Copy out all lines that carry the word "ylabel".
━━ DATA LISTING ━━
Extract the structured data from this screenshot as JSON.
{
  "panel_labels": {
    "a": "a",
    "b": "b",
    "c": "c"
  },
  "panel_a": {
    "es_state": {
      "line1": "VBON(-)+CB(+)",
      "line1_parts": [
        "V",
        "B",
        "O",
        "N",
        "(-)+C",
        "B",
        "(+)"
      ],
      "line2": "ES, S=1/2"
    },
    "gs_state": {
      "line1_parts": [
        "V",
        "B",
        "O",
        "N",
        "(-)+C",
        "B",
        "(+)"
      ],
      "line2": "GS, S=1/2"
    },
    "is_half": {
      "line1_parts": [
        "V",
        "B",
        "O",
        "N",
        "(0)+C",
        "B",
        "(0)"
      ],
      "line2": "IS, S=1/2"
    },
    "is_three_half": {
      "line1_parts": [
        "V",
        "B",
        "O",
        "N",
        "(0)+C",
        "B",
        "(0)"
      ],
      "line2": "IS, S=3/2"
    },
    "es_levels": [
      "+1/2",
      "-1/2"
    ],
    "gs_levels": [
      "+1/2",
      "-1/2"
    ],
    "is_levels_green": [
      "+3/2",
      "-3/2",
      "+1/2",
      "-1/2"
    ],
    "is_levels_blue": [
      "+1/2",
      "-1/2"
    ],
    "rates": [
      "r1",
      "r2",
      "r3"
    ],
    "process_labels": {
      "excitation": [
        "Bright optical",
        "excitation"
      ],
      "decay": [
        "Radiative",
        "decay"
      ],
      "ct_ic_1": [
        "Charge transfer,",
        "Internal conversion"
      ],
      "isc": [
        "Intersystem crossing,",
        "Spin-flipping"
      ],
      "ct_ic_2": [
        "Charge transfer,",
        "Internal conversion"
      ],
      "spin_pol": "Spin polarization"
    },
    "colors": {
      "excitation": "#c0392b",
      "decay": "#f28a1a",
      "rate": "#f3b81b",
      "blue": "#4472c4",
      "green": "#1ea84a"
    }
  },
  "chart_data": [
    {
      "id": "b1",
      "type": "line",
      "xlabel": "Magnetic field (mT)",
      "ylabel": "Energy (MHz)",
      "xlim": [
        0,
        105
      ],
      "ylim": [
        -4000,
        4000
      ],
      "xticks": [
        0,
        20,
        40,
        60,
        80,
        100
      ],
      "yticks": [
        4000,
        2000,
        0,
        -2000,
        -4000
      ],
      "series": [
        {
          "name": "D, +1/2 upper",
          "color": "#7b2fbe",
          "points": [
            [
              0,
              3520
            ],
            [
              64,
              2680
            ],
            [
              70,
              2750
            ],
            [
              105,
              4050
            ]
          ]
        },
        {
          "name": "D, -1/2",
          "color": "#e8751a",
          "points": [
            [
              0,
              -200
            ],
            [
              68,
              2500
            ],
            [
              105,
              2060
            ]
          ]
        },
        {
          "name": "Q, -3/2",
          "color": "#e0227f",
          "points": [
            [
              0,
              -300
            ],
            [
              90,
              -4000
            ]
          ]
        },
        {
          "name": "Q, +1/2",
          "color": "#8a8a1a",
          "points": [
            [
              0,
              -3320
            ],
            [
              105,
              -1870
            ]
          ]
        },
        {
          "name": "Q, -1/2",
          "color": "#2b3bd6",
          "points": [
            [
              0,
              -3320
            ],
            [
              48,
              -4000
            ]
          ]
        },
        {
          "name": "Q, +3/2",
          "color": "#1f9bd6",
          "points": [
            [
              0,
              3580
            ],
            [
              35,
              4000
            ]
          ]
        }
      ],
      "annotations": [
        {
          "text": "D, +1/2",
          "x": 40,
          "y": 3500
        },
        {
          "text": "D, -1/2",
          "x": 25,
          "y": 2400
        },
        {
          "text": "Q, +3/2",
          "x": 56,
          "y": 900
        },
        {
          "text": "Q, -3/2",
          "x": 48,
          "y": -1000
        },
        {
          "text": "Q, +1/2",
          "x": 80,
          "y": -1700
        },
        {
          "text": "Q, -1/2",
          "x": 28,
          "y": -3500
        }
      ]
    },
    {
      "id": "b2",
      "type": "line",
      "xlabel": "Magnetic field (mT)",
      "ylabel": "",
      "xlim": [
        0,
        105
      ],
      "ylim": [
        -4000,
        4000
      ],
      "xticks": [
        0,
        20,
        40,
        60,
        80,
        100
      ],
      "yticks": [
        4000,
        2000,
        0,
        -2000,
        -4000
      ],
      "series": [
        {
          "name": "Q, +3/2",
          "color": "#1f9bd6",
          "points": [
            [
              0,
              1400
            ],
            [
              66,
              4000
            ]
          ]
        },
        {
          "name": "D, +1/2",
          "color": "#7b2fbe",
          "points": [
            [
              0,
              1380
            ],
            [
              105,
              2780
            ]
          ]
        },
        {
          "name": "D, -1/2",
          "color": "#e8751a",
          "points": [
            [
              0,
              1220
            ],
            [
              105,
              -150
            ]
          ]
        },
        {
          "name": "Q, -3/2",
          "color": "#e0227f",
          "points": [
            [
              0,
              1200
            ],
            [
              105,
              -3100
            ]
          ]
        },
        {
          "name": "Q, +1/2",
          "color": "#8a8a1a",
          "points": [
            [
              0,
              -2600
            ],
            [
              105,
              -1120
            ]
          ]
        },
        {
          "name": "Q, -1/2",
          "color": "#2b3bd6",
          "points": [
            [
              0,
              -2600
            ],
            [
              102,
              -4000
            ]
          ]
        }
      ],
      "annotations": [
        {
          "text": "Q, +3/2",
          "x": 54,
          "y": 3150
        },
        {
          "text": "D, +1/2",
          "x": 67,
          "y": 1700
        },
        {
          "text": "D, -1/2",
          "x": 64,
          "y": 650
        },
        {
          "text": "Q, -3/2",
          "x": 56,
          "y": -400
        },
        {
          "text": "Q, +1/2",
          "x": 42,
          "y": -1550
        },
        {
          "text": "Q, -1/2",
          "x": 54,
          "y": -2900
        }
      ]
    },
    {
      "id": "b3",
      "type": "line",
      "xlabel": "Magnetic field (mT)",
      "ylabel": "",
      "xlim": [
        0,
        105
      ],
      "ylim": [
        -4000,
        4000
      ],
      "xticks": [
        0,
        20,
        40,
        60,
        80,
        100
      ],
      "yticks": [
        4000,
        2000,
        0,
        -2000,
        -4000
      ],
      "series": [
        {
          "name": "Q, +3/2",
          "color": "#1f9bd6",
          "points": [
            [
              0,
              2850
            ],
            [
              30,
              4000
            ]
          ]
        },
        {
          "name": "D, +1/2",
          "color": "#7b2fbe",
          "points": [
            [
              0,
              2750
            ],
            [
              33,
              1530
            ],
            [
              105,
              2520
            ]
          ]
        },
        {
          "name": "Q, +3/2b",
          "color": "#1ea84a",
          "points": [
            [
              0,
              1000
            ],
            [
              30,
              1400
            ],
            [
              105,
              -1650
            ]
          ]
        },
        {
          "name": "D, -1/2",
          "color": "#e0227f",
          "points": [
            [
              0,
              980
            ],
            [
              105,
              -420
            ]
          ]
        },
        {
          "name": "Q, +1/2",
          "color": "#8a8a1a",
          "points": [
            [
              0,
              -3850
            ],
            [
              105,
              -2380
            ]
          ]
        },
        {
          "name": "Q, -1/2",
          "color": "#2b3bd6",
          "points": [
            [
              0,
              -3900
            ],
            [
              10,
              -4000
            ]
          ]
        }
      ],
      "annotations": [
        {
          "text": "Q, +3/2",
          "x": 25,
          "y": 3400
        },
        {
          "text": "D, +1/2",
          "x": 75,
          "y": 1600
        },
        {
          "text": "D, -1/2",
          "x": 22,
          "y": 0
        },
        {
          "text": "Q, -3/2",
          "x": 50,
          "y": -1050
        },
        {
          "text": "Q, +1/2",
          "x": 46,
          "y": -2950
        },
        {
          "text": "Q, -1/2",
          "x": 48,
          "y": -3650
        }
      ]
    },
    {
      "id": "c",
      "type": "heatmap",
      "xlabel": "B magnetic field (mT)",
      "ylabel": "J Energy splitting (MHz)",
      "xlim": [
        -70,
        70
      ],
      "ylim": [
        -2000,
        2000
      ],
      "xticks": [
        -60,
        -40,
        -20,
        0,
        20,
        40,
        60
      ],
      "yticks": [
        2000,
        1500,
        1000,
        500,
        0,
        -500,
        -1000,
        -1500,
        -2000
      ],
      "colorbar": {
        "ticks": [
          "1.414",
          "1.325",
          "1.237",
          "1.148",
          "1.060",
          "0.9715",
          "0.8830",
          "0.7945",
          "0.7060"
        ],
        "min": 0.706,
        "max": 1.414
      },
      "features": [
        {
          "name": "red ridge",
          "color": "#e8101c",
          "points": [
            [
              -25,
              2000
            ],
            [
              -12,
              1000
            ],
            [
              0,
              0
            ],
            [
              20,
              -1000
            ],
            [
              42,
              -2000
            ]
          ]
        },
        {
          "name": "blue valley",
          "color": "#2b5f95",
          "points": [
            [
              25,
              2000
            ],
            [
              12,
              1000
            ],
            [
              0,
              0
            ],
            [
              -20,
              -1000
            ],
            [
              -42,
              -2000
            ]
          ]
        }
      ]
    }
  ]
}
━━━
**WORKED ANSWER**
      "ylabel": "Energy (MHz)",
      "ylabel": "",
      "ylabel": "",
      "ylabel": "J Energy splitting (MHz)",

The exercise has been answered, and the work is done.